Requirements
Using the listing below, copy every line that mentions "name".

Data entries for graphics
============================================================
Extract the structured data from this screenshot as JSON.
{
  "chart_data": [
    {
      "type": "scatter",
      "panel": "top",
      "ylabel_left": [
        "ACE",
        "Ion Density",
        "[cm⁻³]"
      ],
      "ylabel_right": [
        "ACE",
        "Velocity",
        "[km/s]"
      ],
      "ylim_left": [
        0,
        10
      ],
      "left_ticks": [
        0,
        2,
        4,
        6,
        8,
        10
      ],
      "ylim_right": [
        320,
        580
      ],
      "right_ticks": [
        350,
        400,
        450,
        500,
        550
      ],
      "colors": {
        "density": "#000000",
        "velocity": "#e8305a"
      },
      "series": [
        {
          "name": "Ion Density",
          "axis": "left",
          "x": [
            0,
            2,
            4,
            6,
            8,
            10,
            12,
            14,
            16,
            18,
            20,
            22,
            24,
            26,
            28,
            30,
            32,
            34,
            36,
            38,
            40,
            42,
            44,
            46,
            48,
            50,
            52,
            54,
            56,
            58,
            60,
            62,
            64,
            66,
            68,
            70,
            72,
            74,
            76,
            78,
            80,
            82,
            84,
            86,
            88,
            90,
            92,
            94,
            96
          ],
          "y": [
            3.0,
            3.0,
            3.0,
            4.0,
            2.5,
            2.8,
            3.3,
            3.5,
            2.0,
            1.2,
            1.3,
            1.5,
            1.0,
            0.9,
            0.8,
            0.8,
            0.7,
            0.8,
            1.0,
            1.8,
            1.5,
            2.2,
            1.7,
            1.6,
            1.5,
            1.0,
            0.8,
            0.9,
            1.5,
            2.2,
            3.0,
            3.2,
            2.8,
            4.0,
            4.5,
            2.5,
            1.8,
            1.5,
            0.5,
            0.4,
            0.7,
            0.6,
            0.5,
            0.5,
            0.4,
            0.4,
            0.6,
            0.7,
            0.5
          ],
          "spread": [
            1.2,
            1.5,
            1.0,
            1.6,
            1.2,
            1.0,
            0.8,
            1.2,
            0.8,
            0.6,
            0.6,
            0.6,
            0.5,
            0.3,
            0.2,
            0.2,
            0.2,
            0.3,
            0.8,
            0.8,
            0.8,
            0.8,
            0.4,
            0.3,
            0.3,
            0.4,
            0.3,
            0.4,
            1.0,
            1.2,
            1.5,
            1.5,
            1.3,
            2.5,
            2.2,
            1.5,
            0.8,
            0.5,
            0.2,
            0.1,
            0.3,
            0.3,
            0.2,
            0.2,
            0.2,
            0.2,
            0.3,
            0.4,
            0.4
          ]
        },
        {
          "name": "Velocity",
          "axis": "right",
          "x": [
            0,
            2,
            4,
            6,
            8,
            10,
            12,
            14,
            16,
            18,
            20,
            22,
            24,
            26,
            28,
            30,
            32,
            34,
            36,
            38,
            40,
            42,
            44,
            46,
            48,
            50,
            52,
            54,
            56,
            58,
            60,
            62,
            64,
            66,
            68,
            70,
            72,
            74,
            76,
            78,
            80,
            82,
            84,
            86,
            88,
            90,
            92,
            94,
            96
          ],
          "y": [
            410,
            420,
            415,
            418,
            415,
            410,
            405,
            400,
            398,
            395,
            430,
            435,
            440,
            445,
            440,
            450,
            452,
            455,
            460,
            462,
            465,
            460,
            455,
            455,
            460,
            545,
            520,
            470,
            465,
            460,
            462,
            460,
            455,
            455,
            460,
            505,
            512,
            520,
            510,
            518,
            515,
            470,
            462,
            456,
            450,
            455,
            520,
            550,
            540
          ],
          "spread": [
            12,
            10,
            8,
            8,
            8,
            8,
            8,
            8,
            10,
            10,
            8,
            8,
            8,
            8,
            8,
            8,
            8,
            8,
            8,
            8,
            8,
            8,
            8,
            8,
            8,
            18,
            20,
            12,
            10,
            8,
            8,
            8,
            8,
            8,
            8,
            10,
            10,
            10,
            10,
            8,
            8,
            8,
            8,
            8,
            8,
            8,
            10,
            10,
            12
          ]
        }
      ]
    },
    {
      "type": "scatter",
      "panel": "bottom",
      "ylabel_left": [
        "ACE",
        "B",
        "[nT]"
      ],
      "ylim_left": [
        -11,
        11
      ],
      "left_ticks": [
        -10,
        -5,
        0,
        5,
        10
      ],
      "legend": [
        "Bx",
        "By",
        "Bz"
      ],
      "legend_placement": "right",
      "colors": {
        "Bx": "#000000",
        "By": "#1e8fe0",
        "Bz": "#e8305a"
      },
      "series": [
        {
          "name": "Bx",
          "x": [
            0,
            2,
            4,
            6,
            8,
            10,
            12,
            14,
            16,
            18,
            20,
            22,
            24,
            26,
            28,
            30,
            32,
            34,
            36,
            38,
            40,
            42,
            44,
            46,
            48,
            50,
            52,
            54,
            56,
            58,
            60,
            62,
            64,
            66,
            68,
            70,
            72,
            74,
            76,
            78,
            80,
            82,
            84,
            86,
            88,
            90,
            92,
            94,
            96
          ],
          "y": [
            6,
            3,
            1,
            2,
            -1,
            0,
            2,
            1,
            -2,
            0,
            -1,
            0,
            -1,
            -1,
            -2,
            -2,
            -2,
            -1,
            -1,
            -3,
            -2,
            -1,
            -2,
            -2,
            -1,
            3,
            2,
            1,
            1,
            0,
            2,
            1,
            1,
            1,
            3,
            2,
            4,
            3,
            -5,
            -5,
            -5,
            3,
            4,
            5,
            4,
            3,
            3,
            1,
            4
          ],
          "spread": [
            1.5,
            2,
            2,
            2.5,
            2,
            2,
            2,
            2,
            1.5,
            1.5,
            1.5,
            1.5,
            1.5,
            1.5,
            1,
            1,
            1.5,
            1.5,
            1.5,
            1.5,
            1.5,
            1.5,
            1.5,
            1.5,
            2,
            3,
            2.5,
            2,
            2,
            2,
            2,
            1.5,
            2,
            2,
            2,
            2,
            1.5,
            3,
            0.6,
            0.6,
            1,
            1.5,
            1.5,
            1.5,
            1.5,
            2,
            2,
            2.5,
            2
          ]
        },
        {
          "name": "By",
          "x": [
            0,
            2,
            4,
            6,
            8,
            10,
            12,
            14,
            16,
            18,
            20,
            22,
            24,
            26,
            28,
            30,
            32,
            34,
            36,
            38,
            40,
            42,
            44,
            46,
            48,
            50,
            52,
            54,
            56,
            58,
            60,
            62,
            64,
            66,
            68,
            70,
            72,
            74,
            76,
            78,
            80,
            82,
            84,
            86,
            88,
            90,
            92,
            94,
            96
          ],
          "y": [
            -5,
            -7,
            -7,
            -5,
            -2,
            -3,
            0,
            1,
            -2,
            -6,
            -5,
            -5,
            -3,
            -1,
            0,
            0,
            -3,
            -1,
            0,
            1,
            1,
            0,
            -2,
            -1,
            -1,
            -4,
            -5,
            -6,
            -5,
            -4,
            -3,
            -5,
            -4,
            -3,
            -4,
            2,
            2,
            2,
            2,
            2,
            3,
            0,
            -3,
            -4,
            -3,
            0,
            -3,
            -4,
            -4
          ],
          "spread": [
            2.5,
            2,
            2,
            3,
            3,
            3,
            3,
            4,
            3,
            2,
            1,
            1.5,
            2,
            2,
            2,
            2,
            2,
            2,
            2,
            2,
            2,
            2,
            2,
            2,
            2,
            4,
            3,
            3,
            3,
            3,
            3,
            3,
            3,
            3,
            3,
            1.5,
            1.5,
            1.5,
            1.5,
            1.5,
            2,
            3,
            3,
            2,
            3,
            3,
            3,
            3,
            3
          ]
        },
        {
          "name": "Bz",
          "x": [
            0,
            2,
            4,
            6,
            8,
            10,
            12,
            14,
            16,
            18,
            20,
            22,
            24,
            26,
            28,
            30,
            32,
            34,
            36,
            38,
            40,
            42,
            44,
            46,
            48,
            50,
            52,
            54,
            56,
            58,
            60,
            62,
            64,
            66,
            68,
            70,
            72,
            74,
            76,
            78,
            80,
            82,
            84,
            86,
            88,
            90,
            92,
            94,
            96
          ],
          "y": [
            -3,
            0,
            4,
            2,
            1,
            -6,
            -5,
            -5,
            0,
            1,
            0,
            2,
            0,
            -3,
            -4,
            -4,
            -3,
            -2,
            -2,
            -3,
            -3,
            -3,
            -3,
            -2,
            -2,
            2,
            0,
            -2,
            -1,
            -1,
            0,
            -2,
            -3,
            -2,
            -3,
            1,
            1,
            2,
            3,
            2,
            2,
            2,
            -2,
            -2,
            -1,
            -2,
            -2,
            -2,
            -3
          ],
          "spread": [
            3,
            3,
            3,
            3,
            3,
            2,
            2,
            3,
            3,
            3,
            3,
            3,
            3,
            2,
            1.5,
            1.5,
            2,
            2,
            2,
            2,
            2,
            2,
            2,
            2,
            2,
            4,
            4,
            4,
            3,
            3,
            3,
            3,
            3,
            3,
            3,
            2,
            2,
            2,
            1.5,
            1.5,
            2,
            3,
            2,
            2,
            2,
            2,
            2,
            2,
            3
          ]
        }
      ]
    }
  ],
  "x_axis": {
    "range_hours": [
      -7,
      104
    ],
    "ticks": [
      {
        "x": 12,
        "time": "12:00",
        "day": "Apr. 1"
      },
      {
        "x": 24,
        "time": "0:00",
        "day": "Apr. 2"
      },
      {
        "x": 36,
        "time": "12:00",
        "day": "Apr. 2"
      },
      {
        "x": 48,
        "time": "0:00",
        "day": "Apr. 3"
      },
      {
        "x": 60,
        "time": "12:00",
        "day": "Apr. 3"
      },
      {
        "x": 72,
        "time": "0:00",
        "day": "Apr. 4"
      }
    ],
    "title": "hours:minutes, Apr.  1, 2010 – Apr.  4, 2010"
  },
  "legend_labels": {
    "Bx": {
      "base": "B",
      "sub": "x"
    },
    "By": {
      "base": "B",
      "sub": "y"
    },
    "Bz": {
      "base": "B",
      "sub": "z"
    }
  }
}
============================================================
Exercise response
          "name": "Ion Density",
          "name": "Velocity",
          "name": "Bx",
          "name": "By",
          "name": "Bz",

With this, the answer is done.